-- AIM OF THE EXERCISE --
Return each line of the entries below word for word, leaving nothing out and changing nothing.

++++++++++

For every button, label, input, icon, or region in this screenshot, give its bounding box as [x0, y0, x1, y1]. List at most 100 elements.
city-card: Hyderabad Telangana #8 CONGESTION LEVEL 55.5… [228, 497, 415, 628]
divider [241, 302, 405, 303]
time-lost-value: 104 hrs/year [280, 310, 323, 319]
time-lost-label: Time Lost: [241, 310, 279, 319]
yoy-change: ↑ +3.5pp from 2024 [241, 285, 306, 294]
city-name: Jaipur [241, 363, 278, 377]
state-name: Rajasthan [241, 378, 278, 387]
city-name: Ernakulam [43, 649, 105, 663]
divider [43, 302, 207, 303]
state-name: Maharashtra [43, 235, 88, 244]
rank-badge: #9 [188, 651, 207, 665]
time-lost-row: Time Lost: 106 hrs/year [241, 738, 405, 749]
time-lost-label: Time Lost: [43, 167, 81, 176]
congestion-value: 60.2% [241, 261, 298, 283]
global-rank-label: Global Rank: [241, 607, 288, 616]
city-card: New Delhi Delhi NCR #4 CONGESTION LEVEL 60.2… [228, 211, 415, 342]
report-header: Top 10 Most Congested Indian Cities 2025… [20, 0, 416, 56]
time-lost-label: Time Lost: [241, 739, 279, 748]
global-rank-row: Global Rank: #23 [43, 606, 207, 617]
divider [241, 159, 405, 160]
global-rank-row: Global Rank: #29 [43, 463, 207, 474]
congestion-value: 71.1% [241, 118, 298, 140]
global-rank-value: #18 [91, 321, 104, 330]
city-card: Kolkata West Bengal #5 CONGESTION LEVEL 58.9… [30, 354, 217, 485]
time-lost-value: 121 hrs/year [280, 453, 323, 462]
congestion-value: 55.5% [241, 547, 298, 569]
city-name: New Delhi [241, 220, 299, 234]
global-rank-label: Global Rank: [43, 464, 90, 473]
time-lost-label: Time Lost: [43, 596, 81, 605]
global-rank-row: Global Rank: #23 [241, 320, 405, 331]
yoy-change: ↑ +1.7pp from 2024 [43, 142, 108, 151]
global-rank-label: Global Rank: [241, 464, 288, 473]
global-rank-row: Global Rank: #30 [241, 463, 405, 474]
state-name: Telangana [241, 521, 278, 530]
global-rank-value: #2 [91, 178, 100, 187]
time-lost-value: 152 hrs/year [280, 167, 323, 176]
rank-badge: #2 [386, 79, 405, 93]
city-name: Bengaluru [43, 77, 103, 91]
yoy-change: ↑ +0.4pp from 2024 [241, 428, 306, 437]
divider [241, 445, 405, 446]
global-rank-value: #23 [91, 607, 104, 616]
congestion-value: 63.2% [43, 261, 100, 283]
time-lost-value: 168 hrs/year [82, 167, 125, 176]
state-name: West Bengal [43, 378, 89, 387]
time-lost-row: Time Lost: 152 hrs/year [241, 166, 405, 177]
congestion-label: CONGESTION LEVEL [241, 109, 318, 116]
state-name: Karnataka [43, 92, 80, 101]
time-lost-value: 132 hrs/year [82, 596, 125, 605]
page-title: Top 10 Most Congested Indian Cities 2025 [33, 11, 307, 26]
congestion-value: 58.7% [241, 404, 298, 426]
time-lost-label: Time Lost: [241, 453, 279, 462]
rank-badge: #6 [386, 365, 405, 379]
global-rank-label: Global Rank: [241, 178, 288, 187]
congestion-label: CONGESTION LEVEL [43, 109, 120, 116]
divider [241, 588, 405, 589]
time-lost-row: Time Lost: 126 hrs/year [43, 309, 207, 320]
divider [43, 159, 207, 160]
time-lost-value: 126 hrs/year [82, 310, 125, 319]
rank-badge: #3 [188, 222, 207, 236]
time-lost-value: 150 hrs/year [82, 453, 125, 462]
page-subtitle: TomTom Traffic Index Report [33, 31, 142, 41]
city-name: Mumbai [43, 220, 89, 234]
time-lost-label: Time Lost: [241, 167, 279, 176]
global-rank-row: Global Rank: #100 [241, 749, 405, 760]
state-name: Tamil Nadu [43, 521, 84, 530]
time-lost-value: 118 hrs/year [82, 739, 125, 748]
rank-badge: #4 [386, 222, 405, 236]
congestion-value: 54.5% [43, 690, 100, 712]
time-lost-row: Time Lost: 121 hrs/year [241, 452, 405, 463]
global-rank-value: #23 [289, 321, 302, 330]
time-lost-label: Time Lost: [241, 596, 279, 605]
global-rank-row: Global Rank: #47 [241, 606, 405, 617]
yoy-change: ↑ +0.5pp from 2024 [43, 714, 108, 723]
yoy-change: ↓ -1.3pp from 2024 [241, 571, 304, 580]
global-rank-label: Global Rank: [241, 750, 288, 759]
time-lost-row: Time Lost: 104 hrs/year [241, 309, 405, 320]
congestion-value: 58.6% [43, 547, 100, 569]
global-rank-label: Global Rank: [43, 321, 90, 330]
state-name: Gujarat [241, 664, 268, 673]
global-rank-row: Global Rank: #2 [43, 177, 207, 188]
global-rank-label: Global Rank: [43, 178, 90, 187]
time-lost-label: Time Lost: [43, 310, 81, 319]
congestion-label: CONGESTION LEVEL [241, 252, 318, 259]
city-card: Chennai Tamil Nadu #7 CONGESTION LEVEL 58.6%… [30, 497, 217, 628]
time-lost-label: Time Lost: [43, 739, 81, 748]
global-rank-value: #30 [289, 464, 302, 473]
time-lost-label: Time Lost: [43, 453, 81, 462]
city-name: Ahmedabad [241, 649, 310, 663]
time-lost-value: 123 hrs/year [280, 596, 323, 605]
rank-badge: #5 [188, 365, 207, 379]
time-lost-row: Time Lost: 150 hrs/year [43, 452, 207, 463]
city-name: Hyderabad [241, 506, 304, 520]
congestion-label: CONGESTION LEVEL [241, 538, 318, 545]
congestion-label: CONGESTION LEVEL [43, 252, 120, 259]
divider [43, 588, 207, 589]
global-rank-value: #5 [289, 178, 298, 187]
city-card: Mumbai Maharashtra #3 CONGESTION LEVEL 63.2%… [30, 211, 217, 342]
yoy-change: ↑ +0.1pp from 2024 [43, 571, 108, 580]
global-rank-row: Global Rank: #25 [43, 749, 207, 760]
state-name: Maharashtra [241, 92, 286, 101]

++++++++++

-- EXPECTED OUTPUT --
For every button, label, input, icon, or region in this screenshot, give its bounding box as [x0, y0, x1, y1]. List at most 100 elements.
city-card: Hyderabad Telangana #8 CONGESTION LEVEL 55.5… [228, 497, 415, 628]
divider [241, 302, 405, 303]
time-lost-value: 104 hrs/year [280, 310, 323, 319]
time-lost-label: Time Lost: [241, 310, 279, 319]
yoy-change: ↑ +3.5pp from 2024 [241, 285, 306, 294]
city-name: Jaipur [241, 363, 278, 377]
state-name: Rajasthan [241, 378, 278, 387]
city-name: Ernakulam [43, 649, 105, 663]
divider [43, 302, 207, 303]
state-name: Maharashtra [43, 235, 88, 244]
rank-badge: #9 [188, 651, 207, 665]
time-lost-row: Time Lost: 106 hrs/year [241, 738, 405, 749]
time-lost-label: Time Lost: [43, 167, 81, 176]
congestion-value: 60.2% [241, 261, 298, 283]
global-rank-label: Global Rank: [241, 607, 288, 616]
city-card: New Delhi Delhi NCR #4 CONGESTION LEVEL 60.2… [228, 211, 415, 342]
report-header: Top 10 Most Congested Indian Cities 2025… [20, 0, 416, 56]
time-lost-label: Time Lost: [241, 739, 279, 748]
global-rank-row: Global Rank: #23 [43, 606, 207, 617]
divider [241, 159, 405, 160]
global-rank-row: Global Rank: #29 [43, 463, 207, 474]
congestion-value: 71.1% [241, 118, 298, 140]
global-rank-value: #18 [91, 321, 104, 330]
city-card: Kolkata West Bengal #5 CONGESTION LEVEL 58.9… [30, 354, 217, 485]
time-lost-value: 121 hrs/year [280, 453, 323, 462]
congestion-value: 55.5% [241, 547, 298, 569]
city-name: New Delhi [241, 220, 299, 234]
global-rank-label: Global Rank: [43, 464, 90, 473]
time-lost-label: Time Lost: [43, 596, 81, 605]
global-rank-row: Global Rank: #23 [241, 320, 405, 331]
yoy-change: ↑ +1.7pp from 2024 [43, 142, 108, 151]
global-rank-label: Global Rank: [241, 464, 288, 473]
global-rank-row: Global Rank: #30 [241, 463, 405, 474]
state-name: Telangana [241, 521, 278, 530]
global-rank-value: #2 [91, 178, 100, 187]
time-lost-value: 152 hrs/year [280, 167, 323, 176]
rank-badge: #2 [386, 79, 405, 93]
city-name: Bengaluru [43, 77, 103, 91]
yoy-change: ↑ +0.4pp from 2024 [241, 428, 306, 437]
divider [241, 445, 405, 446]
global-rank-value: #23 [91, 607, 104, 616]
congestion-value: 63.2% [43, 261, 100, 283]
time-lost-value: 168 hrs/year [82, 167, 125, 176]
state-name: West Bengal [43, 378, 89, 387]
time-lost-row: Time Lost: 152 hrs/year [241, 166, 405, 177]
congestion-label: CONGESTION LEVEL [241, 109, 318, 116]
state-name: Karnataka [43, 92, 80, 101]
time-lost-value: 132 hrs/year [82, 596, 125, 605]
page-title: Top 10 Most Congested Indian Cities 2025 [33, 11, 307, 26]
congestion-value: 58.7% [241, 404, 298, 426]
time-lost-label: Time Lost: [241, 453, 279, 462]
rank-badge: #6 [386, 365, 405, 379]
global-rank-label: Global Rank: [241, 178, 288, 187]
congestion-label: CONGESTION LEVEL [43, 109, 120, 116]
divider [241, 588, 405, 589]
time-lost-row: Time Lost: 126 hrs/year [43, 309, 207, 320]
divider [43, 159, 207, 160]
time-lost-value: 126 hrs/year [82, 310, 125, 319]
rank-badge: #3 [188, 222, 207, 236]
time-lost-value: 150 hrs/year [82, 453, 125, 462]
page-subtitle: TomTom Traffic Index Report [33, 31, 142, 41]
city-name: Mumbai [43, 220, 89, 234]
time-lost-label: Time Lost: [241, 167, 279, 176]
global-rank-row: Global Rank: #100 [241, 749, 405, 760]
state-name: Tamil Nadu [43, 521, 84, 530]
time-lost-value: 118 hrs/year [82, 739, 125, 748]
rank-badge: #4 [386, 222, 405, 236]
congestion-value: 54.5% [43, 690, 100, 712]
time-lost-row: Time Lost: 121 hrs/year [241, 452, 405, 463]
global-rank-value: #23 [289, 321, 302, 330]
time-lost-label: Time Lost: [241, 596, 279, 605]
global-rank-row: Global Rank: #47 [241, 606, 405, 617]
yoy-change: ↑ +0.5pp from 2024 [43, 714, 108, 723]
yoy-change: ↓ -1.3pp from 2024 [241, 571, 304, 580]
global-rank-label: Global Rank: [241, 750, 288, 759]
time-lost-row: Time Lost: 104 hrs/year [241, 309, 405, 320]
congestion-value: 58.6% [43, 547, 100, 569]
global-rank-label: Global Rank: [43, 321, 90, 330]
state-name: Gujarat [241, 664, 268, 673]
global-rank-row: Global Rank: #2 [43, 177, 207, 188]
global-rank-label: Global Rank: [43, 178, 90, 187]
time-lost-label: Time Lost: [43, 310, 81, 319]
congestion-label: CONGESTION LEVEL [241, 252, 318, 259]
city-card: Chennai Tamil Nadu #7 CONGESTION LEVEL 58.6%… [30, 497, 217, 628]
time-lost-label: Time Lost: [43, 739, 81, 748]
global-rank-value: #30 [289, 464, 302, 473]
time-lost-label: Time Lost: [43, 453, 81, 462]
city-name: Ahmedabad [241, 649, 310, 663]
time-lost-value: 123 hrs/year [280, 596, 323, 605]
rank-badge: #5 [188, 365, 207, 379]
time-lost-row: Time Lost: 150 hrs/year [43, 452, 207, 463]
city-name: Hyderabad [241, 506, 304, 520]
congestion-label: CONGESTION LEVEL [241, 538, 318, 545]
congestion-label: CONGESTION LEVEL [43, 252, 120, 259]
divider [43, 588, 207, 589]
global-rank-value: #5 [289, 178, 298, 187]
city-card: Mumbai Maharashtra #3 CONGESTION LEVEL 63.2%… [30, 211, 217, 342]
yoy-change: ↑ +0.1pp from 2024 [43, 571, 108, 580]
global-rank-row: Global Rank: #25 [43, 749, 207, 760]
state-name: Maharashtra [241, 92, 286, 101]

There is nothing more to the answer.